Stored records

☆ ☆ ☆ ☆ ☆ ☆ ☆

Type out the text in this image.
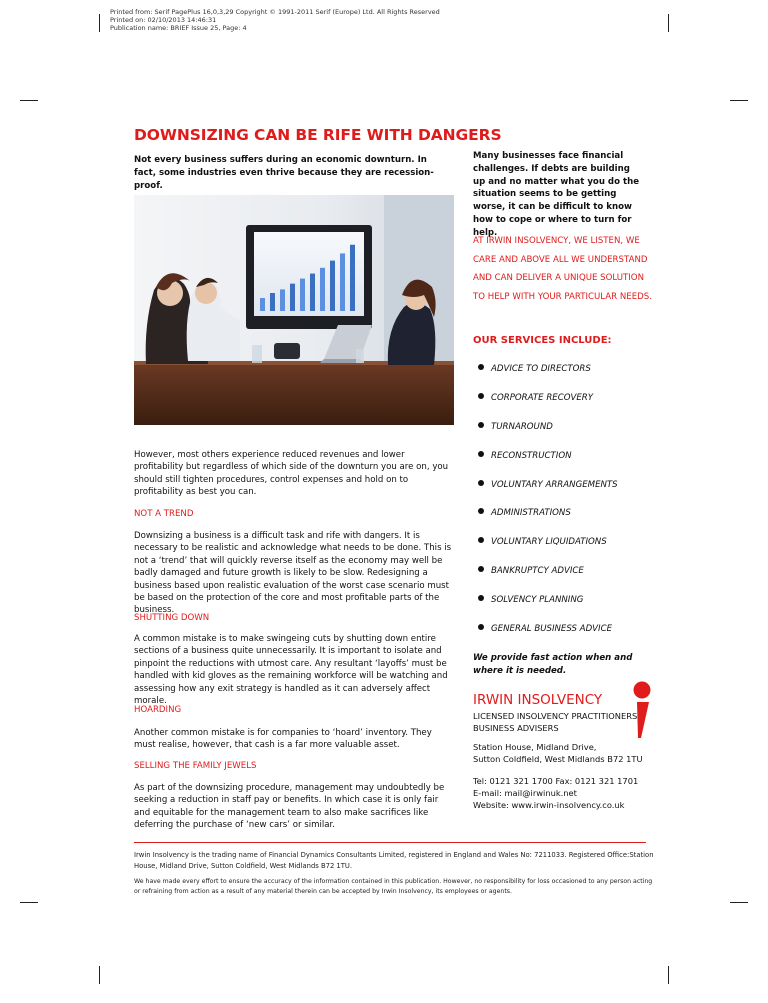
Printed from: Serif PagePlus 16,0,3,29 Copyright © 1991-2011 Serif (Europe) Ltd. All Rights Reserved
Printed on: 02/10/2013 14:46:31
Publication name: BRIEF Issue 25, Page: 4
DOWNSIZING CAN BE RIFE WITH DANGERS
Not every business suffers during an economic downturn. In fact, some industries even thrive because they are recession-proof.
However, most others experience reduced revenues and lower profitability but regardless of which side of the downturn you are on, you should still tighten procedures, control expenses and hold on to profitability as best you can.
NOT A TREND
Downsizing a business is a difficult task and rife with dangers. It is necessary to be realistic and acknowledge what needs to be done. This is not a ‘trend’ that will quickly reverse itself as the economy may well be badly damaged and future growth is likely to be slow. Redesigning a business based upon realistic evaluation of the worst case scenario must be based on the protection of the core and most profitable parts of the business.
SHUTTING DOWN
A common mistake is to make swingeing cuts by shutting down entire sections of a business quite unnecessarily. It is important to isolate and pinpoint the reductions with utmost care. Any resultant ‘layoffs’ must be handled with kid gloves as the remaining workforce will be watching and assessing how any exit strategy is handled as it can adversely affect morale.
HOARDING
Another common mistake is for companies to ‘hoard’ inventory. They must realise, however, that cash is a far more valuable asset.
SELLING THE FAMILY JEWELS
As part of the downsizing procedure, management may undoubtedly be seeking a reduction in staff pay or benefits. In which case it is only fair and equitable for the management team to also make sacrifices like deferring the purchase of ‘new cars’ or similar.
Many businesses face financial challenges. If debts are building up and no matter what you do the situation seems to be getting worse, it can be difficult to know how to cope or where to turn for help.
AT IRWIN INSOLVENCY, WE LISTEN, WE CARE AND ABOVE ALL WE UNDERSTAND AND CAN DELIVER A UNIQUE SOLUTION TO HELP WITH YOUR PARTICULAR NEEDS.
OUR SERVICES INCLUDE:
ADVICE TO DIRECTORS
CORPORATE RECOVERY
TURNAROUND
RECONSTRUCTION
VOLUNTARY ARRANGEMENTS
ADMINISTRATIONS
VOLUNTARY LIQUIDATIONS
BANKRUPTCY ADVICE
SOLVENCY PLANNING
GENERAL BUSINESS ADVICE
We provide fast action when and where it is needed.
IRWIN INSOLVENCY
LICENSED INSOLVENCY PRACTITIONERS
BUSINESS ADVISERS
Station House, Midland Drive,
Sutton Coldfield, West Midlands B72 1TU
Tel: 0121 321 1700 Fax: 0121 321 1701
E-mail: mail@irwinuk.net
Website: www.irwin-insolvency.co.uk
Irwin Insolvency is the trading name of Financial Dynamics Consultants Limited, registered in England and Wales No: 7211033. Registered Office:Station House, Midland Drive, Sutton Coldfield, West Midlands B72 1TU.
We have made every effort to ensure the accuracy of the information contained in this publication. However, no responsibility for loss occasioned to any person acting or refraining from action as a result of any material therein can be accepted by Irwin Insolvency, its employees or agents.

☆ ☆ ☆ ☆ ☆ ☆ ☆

Directions for this task ▸ From the entries above, extract every line where the word "House" appears.

Correct response ▸
Station House, Midland Drive,
Irwin Insolvency is the trading name of Financial Dynamics Consultants Limited, registered in England and Wales No: 7211033. Registered Office:Station House, Midland Drive, Sutton Coldfield, West Midlands B72 1TU.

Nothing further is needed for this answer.